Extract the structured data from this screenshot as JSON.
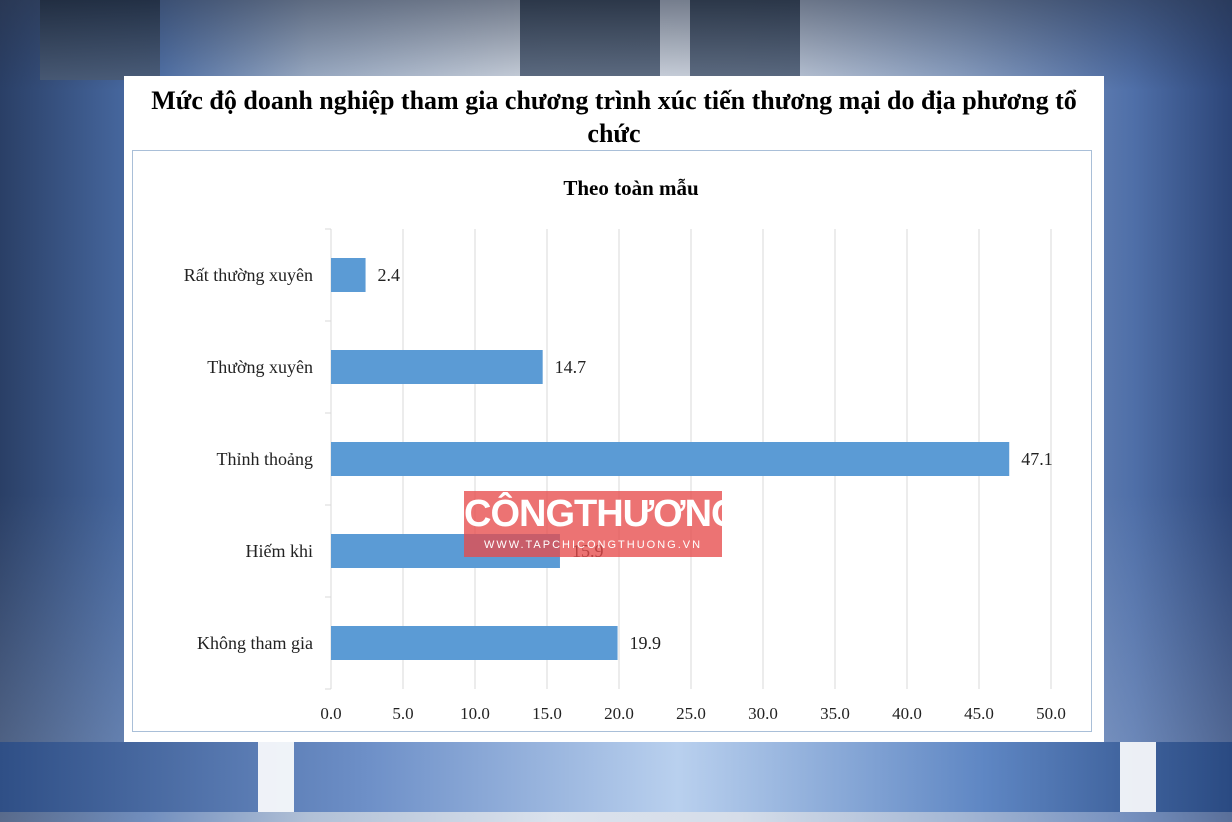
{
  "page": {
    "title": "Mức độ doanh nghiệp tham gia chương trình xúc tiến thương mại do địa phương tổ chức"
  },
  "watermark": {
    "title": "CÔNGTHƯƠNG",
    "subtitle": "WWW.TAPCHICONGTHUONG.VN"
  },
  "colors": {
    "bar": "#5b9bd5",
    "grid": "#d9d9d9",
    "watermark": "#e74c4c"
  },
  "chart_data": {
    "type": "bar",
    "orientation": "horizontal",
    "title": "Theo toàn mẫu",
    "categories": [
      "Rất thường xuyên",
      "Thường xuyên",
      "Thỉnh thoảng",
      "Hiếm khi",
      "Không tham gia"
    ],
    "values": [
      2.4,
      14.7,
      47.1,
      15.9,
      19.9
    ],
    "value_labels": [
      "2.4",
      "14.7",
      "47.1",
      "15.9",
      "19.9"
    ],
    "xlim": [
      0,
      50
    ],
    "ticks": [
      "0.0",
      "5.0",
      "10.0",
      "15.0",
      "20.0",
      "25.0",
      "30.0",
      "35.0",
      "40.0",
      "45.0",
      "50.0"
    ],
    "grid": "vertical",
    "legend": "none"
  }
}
---*---
- [Instruction]
Do not copy the pictures, but repeat every line exactly.

- [Final result]
Extract the structured data from this screenshot as JSON.
{
  "page": {
    "title": "Mức độ doanh nghiệp tham gia chương trình xúc tiến thương mại do địa phương tổ chức"
  },
  "watermark": {
    "title": "CÔNGTHƯƠNG",
    "subtitle": "WWW.TAPCHICONGTHUONG.VN"
  },
  "colors": {
    "bar": "#5b9bd5",
    "grid": "#d9d9d9",
    "watermark": "#e74c4c"
  },
  "chart_data": {
    "type": "bar",
    "orientation": "horizontal",
    "title": "Theo toàn mẫu",
    "categories": [
      "Rất thường xuyên",
      "Thường xuyên",
      "Thỉnh thoảng",
      "Hiếm khi",
      "Không tham gia"
    ],
    "values": [
      2.4,
      14.7,
      47.1,
      15.9,
      19.9
    ],
    "value_labels": [
      "2.4",
      "14.7",
      "47.1",
      "15.9",
      "19.9"
    ],
    "xlim": [
      0,
      50
    ],
    "ticks": [
      "0.0",
      "5.0",
      "10.0",
      "15.0",
      "20.0",
      "25.0",
      "30.0",
      "35.0",
      "40.0",
      "45.0",
      "50.0"
    ],
    "grid": "vertical",
    "legend": "none"
  }
}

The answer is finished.